(REQUIRED TASK)
Transcribe every line exactly and omit anything that is a picture.

[start DATA SECTION]

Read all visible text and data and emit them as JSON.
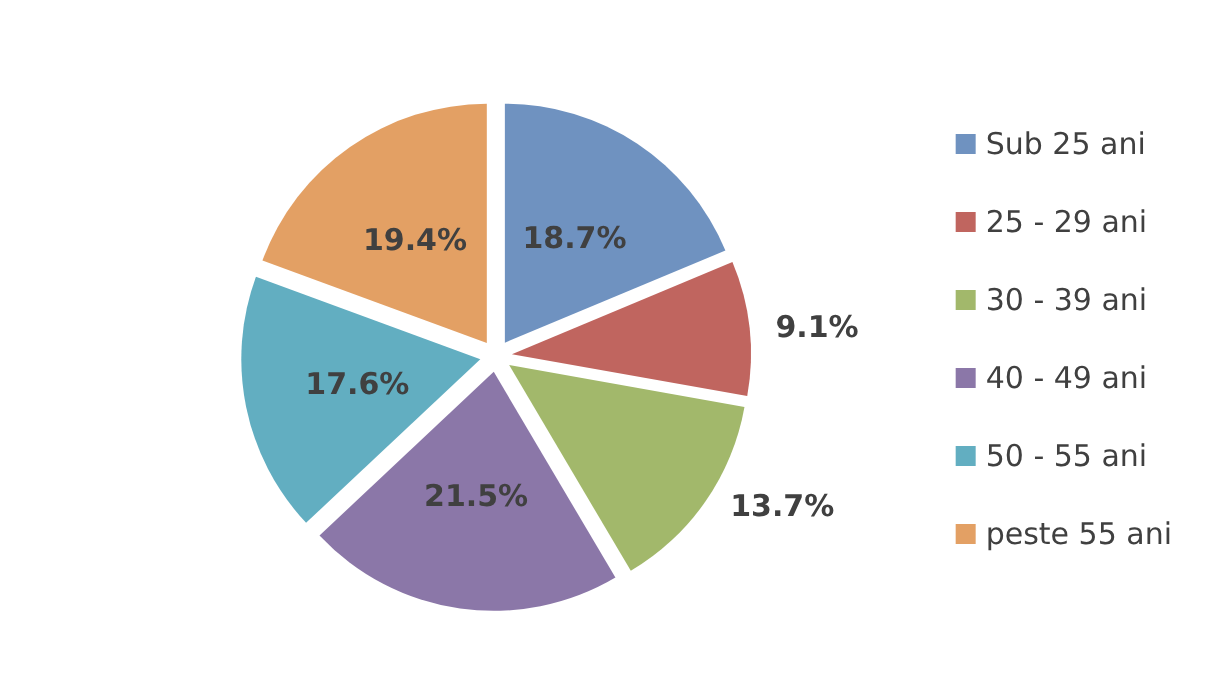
{
  "chart_data": {
    "type": "pie",
    "categories": [
      "Sub 25 ani",
      "25 - 29 ani",
      "30 - 39 ani",
      "40 - 49 ani",
      "50 - 55 ani",
      "peste 55 ani"
    ],
    "values": [
      18.7,
      9.1,
      13.7,
      21.5,
      17.6,
      19.4
    ],
    "colors": [
      "#6f92c0",
      "#c0655f",
      "#a2b86b",
      "#8b77a8",
      "#62aec1",
      "#e3a064"
    ],
    "value_labels": [
      "18.7%",
      "9.1%",
      "13.7%",
      "21.5%",
      "17.6%",
      "19.4%"
    ],
    "legend": "right"
  }
}
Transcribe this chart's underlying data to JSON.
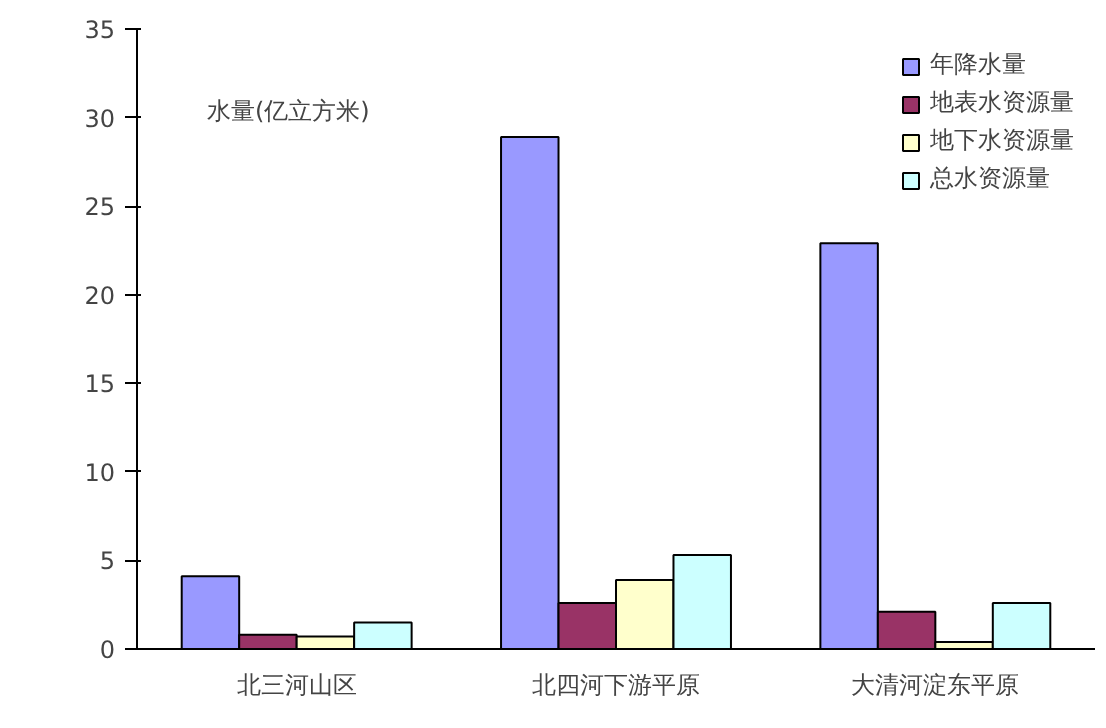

[end DATA SECTION]

(FULL RESPONSE)
Read all visible text and data and emit them as JSON.
{
  "chart_data": {
    "type": "pie",
    "categories": [
      "Sub 25 ani",
      "25 - 29 ani",
      "30 - 39 ani",
      "40 - 49 ani",
      "50 - 55 ani",
      "peste 55 ani"
    ],
    "values": [
      18.7,
      9.1,
      13.7,
      21.5,
      17.6,
      19.4
    ],
    "colors": [
      "#6f92c0",
      "#c0655f",
      "#a2b86b",
      "#8b77a8",
      "#62aec1",
      "#e3a064"
    ],
    "value_labels": [
      "18.7%",
      "9.1%",
      "13.7%",
      "21.5%",
      "17.6%",
      "19.4%"
    ],
    "legend": "right"
  }
}
Transcribe this chart's underlying data to JSON.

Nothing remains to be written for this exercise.